• **Problem requirements**: An exact reproduction of the records is required, with all images left out.

Data entries

──────────────────────────────

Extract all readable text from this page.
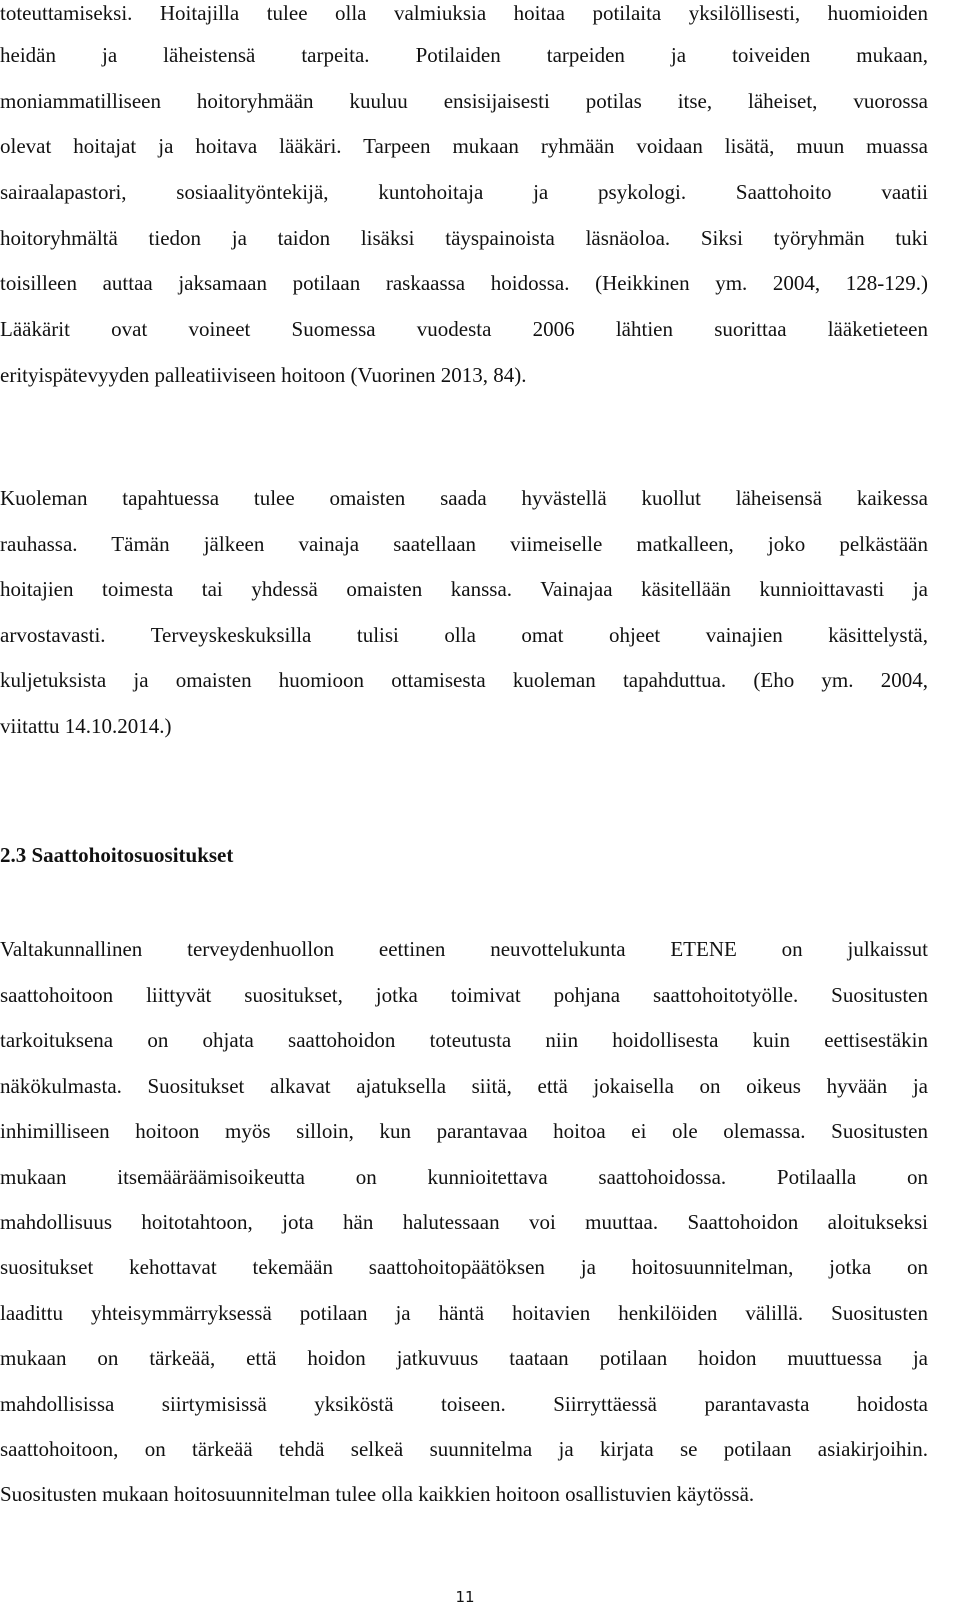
toteuttamiseksi. Hoitajilla tulee olla valmiuksia hoitaa potilaita yksilöllisesti, huomioiden
heidän ja läheistensä tarpeita. Potilaiden tarpeiden ja toiveiden mukaan,
moniammatilliseen hoitoryhmään kuuluu ensisijaisesti potilas itse, läheiset, vuorossa
olevat hoitajat ja hoitava lääkäri. Tarpeen mukaan ryhmään voidaan lisätä, muun muassa
sairaalapastori, sosiaalityöntekijä, kuntohoitaja ja psykologi. Saattohoito vaatii
hoitoryhmältä tiedon ja taidon lisäksi täyspainoista läsnäoloa. Siksi työryhmän tuki
toisilleen auttaa jaksamaan potilaan raskaassa hoidossa. (Heikkinen ym. 2004, 128-129.)
Lääkärit ovat voineet Suomessa vuodesta 2006 lähtien suorittaa lääketieteen
erityispätevyyden palleatiiviseen hoitoon (Vuorinen 2013, 84).
Kuoleman tapahtuessa tulee omaisten saada hyvästellä kuollut läheisensä kaikessa
rauhassa. Tämän jälkeen vainaja saatellaan viimeiselle matkalleen, joko pelkästään
hoitajien toimesta tai yhdessä omaisten kanssa. Vainajaa käsitellään kunnioittavasti ja
arvostavasti. Terveyskeskuksilla tulisi olla omat ohjeet vainajien käsittelystä,
kuljetuksista ja omaisten huomioon ottamisesta kuoleman tapahduttua. (Eho ym. 2004,
viitattu 14.10.2014.)
2.3 Saattohoitosuositukset
Valtakunnallinen terveydenhuollon eettinen neuvottelukunta ETENE on julkaissut
saattohoitoon liittyvät suositukset, jotka toimivat pohjana saattohoitotyölle. Suositusten
tarkoituksena on ohjata saattohoidon toteutusta niin hoidollisesta kuin eettisestäkin
näkökulmasta. Suositukset alkavat ajatuksella siitä, että jokaisella on oikeus hyvään ja
inhimilliseen hoitoon myös silloin, kun parantavaa hoitoa ei ole olemassa. Suositusten
mukaan itsemääräämisoikeutta on kunnioitettava saattohoidossa. Potilaalla on
mahdollisuus hoitotahtoon, jota hän halutessaan voi muuttaa. Saattohoidon aloitukseksi
suositukset kehottavat tekemään saattohoitopäätöksen ja hoitosuunnitelman, jotka on
laadittu yhteisymmärryksessä potilaan ja häntä hoitavien henkilöiden välillä. Suositusten
mukaan on tärkeää, että hoidon jatkuvuus taataan potilaan hoidon muuttuessa ja
mahdollisissa siirtymisissä yksiköstä toiseen. Siirryttäessä parantavasta hoidosta
saattohoitoon, on tärkeää tehdä selkeä suunnitelma ja kirjata se potilaan asiakirjoihin.
Suositusten mukaan hoitosuunnitelman tulee olla kaikkien hoitoon osallistuvien käytössä.
11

──────────────────────────────

• **Written response**:
Extract all readable text from this page.
toteuttamiseksi. Hoitajilla tulee olla valmiuksia hoitaa potilaita yksilöllisesti, huomioiden
heidän ja läheistensä tarpeita. Potilaiden tarpeiden ja toiveiden mukaan,
moniammatilliseen hoitoryhmään kuuluu ensisijaisesti potilas itse, läheiset, vuorossa
olevat hoitajat ja hoitava lääkäri. Tarpeen mukaan ryhmään voidaan lisätä, muun muassa
sairaalapastori, sosiaalityöntekijä, kuntohoitaja ja psykologi. Saattohoito vaatii
hoitoryhmältä tiedon ja taidon lisäksi täyspainoista läsnäoloa. Siksi työryhmän tuki
toisilleen auttaa jaksamaan potilaan raskaassa hoidossa. (Heikkinen ym. 2004, 128-129.)
Lääkärit ovat voineet Suomessa vuodesta 2006 lähtien suorittaa lääketieteen
erityispätevyyden palleatiiviseen hoitoon (Vuorinen 2013, 84).
Kuoleman tapahtuessa tulee omaisten saada hyvästellä kuollut läheisensä kaikessa
rauhassa. Tämän jälkeen vainaja saatellaan viimeiselle matkalleen, joko pelkästään
hoitajien toimesta tai yhdessä omaisten kanssa. Vainajaa käsitellään kunnioittavasti ja
arvostavasti. Terveyskeskuksilla tulisi olla omat ohjeet vainajien käsittelystä,
kuljetuksista ja omaisten huomioon ottamisesta kuoleman tapahduttua. (Eho ym. 2004,
viitattu 14.10.2014.)
2.3 Saattohoitosuositukset
Valtakunnallinen terveydenhuollon eettinen neuvottelukunta ETENE on julkaissut
saattohoitoon liittyvät suositukset, jotka toimivat pohjana saattohoitotyölle. Suositusten
tarkoituksena on ohjata saattohoidon toteutusta niin hoidollisesta kuin eettisestäkin
näkökulmasta. Suositukset alkavat ajatuksella siitä, että jokaisella on oikeus hyvään ja
inhimilliseen hoitoon myös silloin, kun parantavaa hoitoa ei ole olemassa. Suositusten
mukaan itsemääräämisoikeutta on kunnioitettava saattohoidossa. Potilaalla on
mahdollisuus hoitotahtoon, jota hän halutessaan voi muuttaa. Saattohoidon aloitukseksi
suositukset kehottavat tekemään saattohoitopäätöksen ja hoitosuunnitelman, jotka on
laadittu yhteisymmärryksessä potilaan ja häntä hoitavien henkilöiden välillä. Suositusten
mukaan on tärkeää, että hoidon jatkuvuus taataan potilaan hoidon muuttuessa ja
mahdollisissa siirtymisissä yksiköstä toiseen. Siirryttäessä parantavasta hoidosta
saattohoitoon, on tärkeää tehdä selkeä suunnitelma ja kirjata se potilaan asiakirjoihin.
Suositusten mukaan hoitosuunnitelman tulee olla kaikkien hoitoon osallistuvien käytössä.
11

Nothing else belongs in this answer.